→ **Written problem**: Reproduce every one of the following rows word for word, in the same order.

++++ Material provided

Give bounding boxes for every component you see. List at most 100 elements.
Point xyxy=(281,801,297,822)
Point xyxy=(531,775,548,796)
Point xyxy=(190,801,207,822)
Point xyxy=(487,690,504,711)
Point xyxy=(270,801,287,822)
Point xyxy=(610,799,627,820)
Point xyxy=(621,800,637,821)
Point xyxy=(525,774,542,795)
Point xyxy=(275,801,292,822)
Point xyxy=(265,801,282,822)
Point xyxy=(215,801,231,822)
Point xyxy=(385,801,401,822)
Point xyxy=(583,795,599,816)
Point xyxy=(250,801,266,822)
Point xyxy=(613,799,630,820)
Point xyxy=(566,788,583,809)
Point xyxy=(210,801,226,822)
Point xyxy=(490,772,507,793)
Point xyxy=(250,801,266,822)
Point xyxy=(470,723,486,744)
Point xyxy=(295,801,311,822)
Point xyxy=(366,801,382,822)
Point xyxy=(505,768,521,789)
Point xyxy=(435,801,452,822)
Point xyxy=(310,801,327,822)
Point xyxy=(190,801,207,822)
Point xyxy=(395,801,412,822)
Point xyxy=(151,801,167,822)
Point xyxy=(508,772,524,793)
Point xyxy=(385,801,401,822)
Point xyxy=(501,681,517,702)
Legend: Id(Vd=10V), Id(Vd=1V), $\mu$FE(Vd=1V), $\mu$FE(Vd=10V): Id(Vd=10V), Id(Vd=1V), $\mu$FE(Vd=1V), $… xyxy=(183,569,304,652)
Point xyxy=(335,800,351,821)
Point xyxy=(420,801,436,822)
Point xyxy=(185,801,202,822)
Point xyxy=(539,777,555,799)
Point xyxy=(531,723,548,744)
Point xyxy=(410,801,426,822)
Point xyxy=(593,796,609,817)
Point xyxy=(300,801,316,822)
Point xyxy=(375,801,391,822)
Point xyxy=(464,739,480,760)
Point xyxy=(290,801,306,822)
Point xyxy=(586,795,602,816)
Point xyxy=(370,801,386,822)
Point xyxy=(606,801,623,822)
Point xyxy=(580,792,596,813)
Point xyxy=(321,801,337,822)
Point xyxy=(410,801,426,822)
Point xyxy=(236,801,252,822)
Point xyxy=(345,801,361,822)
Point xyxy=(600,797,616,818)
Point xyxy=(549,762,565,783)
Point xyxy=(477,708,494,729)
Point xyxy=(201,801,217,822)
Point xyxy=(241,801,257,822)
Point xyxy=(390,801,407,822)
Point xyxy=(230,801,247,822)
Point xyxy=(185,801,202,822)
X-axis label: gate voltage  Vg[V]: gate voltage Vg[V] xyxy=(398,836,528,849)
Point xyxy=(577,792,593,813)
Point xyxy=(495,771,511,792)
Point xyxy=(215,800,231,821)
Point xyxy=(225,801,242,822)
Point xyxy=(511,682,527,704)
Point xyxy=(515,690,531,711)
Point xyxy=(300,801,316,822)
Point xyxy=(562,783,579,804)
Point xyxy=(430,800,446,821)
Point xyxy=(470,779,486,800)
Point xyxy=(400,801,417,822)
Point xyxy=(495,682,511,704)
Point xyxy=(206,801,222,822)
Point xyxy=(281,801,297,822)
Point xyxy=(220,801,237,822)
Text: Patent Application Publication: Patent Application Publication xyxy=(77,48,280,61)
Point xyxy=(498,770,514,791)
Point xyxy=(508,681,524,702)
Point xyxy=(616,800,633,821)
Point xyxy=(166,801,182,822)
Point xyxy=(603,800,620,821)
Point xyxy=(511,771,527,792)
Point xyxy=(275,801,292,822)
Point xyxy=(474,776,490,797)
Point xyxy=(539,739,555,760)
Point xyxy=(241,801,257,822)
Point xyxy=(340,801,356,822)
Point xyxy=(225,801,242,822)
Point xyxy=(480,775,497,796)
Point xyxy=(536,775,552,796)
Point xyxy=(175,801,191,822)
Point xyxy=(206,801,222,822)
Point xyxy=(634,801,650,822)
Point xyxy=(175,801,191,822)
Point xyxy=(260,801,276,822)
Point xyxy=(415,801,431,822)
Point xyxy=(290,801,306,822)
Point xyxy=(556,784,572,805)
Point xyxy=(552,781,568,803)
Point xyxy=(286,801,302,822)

++++++++

→ **Answer below**:
Give bounding boxes for every component you see. List at most 100 elements.
Point xyxy=(281,801,297,822)
Point xyxy=(531,775,548,796)
Point xyxy=(190,801,207,822)
Point xyxy=(487,690,504,711)
Point xyxy=(270,801,287,822)
Point xyxy=(610,799,627,820)
Point xyxy=(621,800,637,821)
Point xyxy=(525,774,542,795)
Point xyxy=(275,801,292,822)
Point xyxy=(265,801,282,822)
Point xyxy=(215,801,231,822)
Point xyxy=(385,801,401,822)
Point xyxy=(583,795,599,816)
Point xyxy=(250,801,266,822)
Point xyxy=(613,799,630,820)
Point xyxy=(566,788,583,809)
Point xyxy=(210,801,226,822)
Point xyxy=(490,772,507,793)
Point xyxy=(250,801,266,822)
Point xyxy=(470,723,486,744)
Point xyxy=(295,801,311,822)
Point xyxy=(366,801,382,822)
Point xyxy=(505,768,521,789)
Point xyxy=(435,801,452,822)
Point xyxy=(310,801,327,822)
Point xyxy=(190,801,207,822)
Point xyxy=(395,801,412,822)
Point xyxy=(151,801,167,822)
Point xyxy=(508,772,524,793)
Point xyxy=(385,801,401,822)
Point xyxy=(501,681,517,702)
Legend: Id(Vd=10V), Id(Vd=1V), $\mu$FE(Vd=1V), $\mu$FE(Vd=10V): Id(Vd=10V), Id(Vd=1V), $\mu$FE(Vd=1V), $… xyxy=(183,569,304,652)
Point xyxy=(335,800,351,821)
Point xyxy=(420,801,436,822)
Point xyxy=(185,801,202,822)
Point xyxy=(539,777,555,799)
Point xyxy=(531,723,548,744)
Point xyxy=(410,801,426,822)
Point xyxy=(593,796,609,817)
Point xyxy=(300,801,316,822)
Point xyxy=(375,801,391,822)
Point xyxy=(464,739,480,760)
Point xyxy=(290,801,306,822)
Point xyxy=(586,795,602,816)
Point xyxy=(370,801,386,822)
Point xyxy=(606,801,623,822)
Point xyxy=(580,792,596,813)
Point xyxy=(321,801,337,822)
Point xyxy=(410,801,426,822)
Point xyxy=(236,801,252,822)
Point xyxy=(345,801,361,822)
Point xyxy=(600,797,616,818)
Point xyxy=(549,762,565,783)
Point xyxy=(477,708,494,729)
Point xyxy=(201,801,217,822)
Point xyxy=(241,801,257,822)
Point xyxy=(390,801,407,822)
Point xyxy=(230,801,247,822)
Point xyxy=(185,801,202,822)
X-axis label: gate voltage  Vg[V]: gate voltage Vg[V] xyxy=(398,836,528,849)
Point xyxy=(577,792,593,813)
Point xyxy=(495,771,511,792)
Point xyxy=(215,800,231,821)
Point xyxy=(225,801,242,822)
Point xyxy=(511,682,527,704)
Point xyxy=(515,690,531,711)
Point xyxy=(300,801,316,822)
Point xyxy=(562,783,579,804)
Point xyxy=(430,800,446,821)
Point xyxy=(470,779,486,800)
Point xyxy=(400,801,417,822)
Point xyxy=(495,682,511,704)
Point xyxy=(206,801,222,822)
Point xyxy=(281,801,297,822)
Point xyxy=(220,801,237,822)
Text: Patent Application Publication: Patent Application Publication xyxy=(77,48,280,61)
Point xyxy=(498,770,514,791)
Point xyxy=(508,681,524,702)
Point xyxy=(616,800,633,821)
Point xyxy=(166,801,182,822)
Point xyxy=(603,800,620,821)
Point xyxy=(511,771,527,792)
Point xyxy=(275,801,292,822)
Point xyxy=(474,776,490,797)
Point xyxy=(539,739,555,760)
Point xyxy=(241,801,257,822)
Point xyxy=(340,801,356,822)
Point xyxy=(225,801,242,822)
Point xyxy=(480,775,497,796)
Point xyxy=(536,775,552,796)
Point xyxy=(175,801,191,822)
Point xyxy=(206,801,222,822)
Point xyxy=(634,801,650,822)
Point xyxy=(175,801,191,822)
Point xyxy=(260,801,276,822)
Point xyxy=(415,801,431,822)
Point xyxy=(290,801,306,822)
Point xyxy=(556,784,572,805)
Point xyxy=(552,781,568,803)
Point xyxy=(286,801,302,822)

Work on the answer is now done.